__TEXTE ÉTUDIÉ__
————————

VII. Recherches sur quelques problèmes de régulation en endocrinologie.
Nos recherches ont porté sur la régulation des fonctions thyroïdiennes et corticosurrénaliennes.
VIII. Histologie et embryologie.
Tels sont quelques-uns des moyens mis en œuvre dans les voies où nous nous sommes engagés. Ces voies et ces moyens peuvent paraître divers. Je voudrais néanmoins tenter de dégager l’unité de l’ensemble.
Certes, les courants de la physique, de la biochimie, de la chimie organique, de la physiologie, ne pouvaient pas laisser indifférente la morphologie expérimentale que nous essayions de servir. Mais les techniques si variées que nous avions utilisées n’avaient, en définitive, qu’un objet : interroger la cellule, le tissu, l’organe, l’organisme. Et, à chaque instant, le recours au microscope nous rappelait que l’histologie est une discipline fondamentale.

————————

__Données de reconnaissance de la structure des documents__
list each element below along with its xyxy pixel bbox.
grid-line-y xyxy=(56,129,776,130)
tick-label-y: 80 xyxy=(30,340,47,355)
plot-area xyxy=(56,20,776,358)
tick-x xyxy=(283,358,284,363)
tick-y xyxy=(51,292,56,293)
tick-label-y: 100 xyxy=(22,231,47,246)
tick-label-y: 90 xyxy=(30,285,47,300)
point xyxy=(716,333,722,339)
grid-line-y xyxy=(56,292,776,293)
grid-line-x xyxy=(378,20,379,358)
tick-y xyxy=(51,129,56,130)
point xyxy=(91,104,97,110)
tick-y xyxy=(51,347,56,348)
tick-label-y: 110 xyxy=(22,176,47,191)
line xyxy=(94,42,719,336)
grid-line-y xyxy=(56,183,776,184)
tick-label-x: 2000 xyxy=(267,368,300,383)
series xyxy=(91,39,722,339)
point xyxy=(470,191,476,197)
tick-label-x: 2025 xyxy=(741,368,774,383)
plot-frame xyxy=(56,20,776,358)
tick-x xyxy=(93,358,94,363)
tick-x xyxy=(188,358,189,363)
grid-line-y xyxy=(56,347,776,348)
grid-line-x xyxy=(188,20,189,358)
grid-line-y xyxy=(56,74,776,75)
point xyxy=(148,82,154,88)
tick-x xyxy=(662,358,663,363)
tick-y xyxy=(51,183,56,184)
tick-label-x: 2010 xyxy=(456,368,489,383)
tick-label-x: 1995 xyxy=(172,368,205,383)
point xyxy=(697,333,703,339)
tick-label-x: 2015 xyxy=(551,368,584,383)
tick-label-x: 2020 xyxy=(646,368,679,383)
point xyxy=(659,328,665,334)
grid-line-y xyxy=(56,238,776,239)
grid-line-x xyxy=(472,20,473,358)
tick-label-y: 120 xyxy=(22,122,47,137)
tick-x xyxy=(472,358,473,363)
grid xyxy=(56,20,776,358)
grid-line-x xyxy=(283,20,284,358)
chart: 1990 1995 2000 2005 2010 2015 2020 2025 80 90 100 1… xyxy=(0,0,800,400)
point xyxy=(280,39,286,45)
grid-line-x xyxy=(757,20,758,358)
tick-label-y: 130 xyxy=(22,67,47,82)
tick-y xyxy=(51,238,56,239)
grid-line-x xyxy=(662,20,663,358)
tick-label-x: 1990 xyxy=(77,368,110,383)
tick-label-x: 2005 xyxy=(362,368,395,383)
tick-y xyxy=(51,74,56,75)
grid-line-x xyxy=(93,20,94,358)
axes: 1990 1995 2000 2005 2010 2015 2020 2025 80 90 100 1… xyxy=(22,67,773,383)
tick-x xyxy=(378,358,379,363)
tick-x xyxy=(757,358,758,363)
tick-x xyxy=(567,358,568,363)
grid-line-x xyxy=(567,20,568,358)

————————

__CONSIGNES__
A. Résumez en deux phrases le paragraphe du texte étudié qui commence par « Certes, les courants de la physique ».
B. Prolongez le texte étudié, qui porte sur des travaux de morphologie expérimentale, à partir de sa dernière phrase.
Ces données n'ont aucun lien avec le texte étudié.

__RÉSULTATS PAR TÂCHE__
A. La physique, la biochimie, la chimie organique et la physiologie ont influencé la morphologie expérimentale, mais toutes les techniques employées visaient à interroger la cellule, le tissu, l'organe et l'organisme. Le recours constant au microscope rappelait que l'histologie est une discipline fondamentale.

B.
Elle m’a révélé que les oestrogènes, en provoquant des nécroses ou des transformations kystiques de l’utérus, avaient opéré une sorte d’hystérectomie hormonale dont la sanction physiologique fut la fermeture de la symphyse pubienne. Elle a montré le parallélisme entre le début de la forte fixation du radio-iode par les thyroïdes embryonnaires et l’apparition du colloïde dans les follicules de la glande. Elle a rendu possibles les études sur la réaction déciduale traumatique et sur les modalités du conditionnement hormonal de ce phénomène. Elle a analysé la réponse du cortex surrénal et du tractus génital de primates soumis à divers traitements hormonaux. Elle a identifié la nature des tumeurs provoquées par les rayons X chez le rat et le passage de certaines formes épithéliales à une forme d’aspect conjonctif. Elle m’a permis d’explorer les réactions de la gonade et du tractus génital de l’embryon du rat dont les mères ont été traitées très précocement par des hormones mâles. C’est à elle que le biochimiste Jean ROCHE nous a demandé de localiser avec précision dans la symphyse pubienne et l’utérus les activités phosphatiques alcalines tandis qu’il en mesurait, par ses propres méthodes, les variations sous l’influence d’hormones sexuelles, chez des animaux normaux ou scorbutiques. Notre analyse simultanée biochimique et histochimique d’activités enzymatiques date de 1949 et 1950, c’est-à-dire du début de l’essor de l’histochimie enzymatique en France.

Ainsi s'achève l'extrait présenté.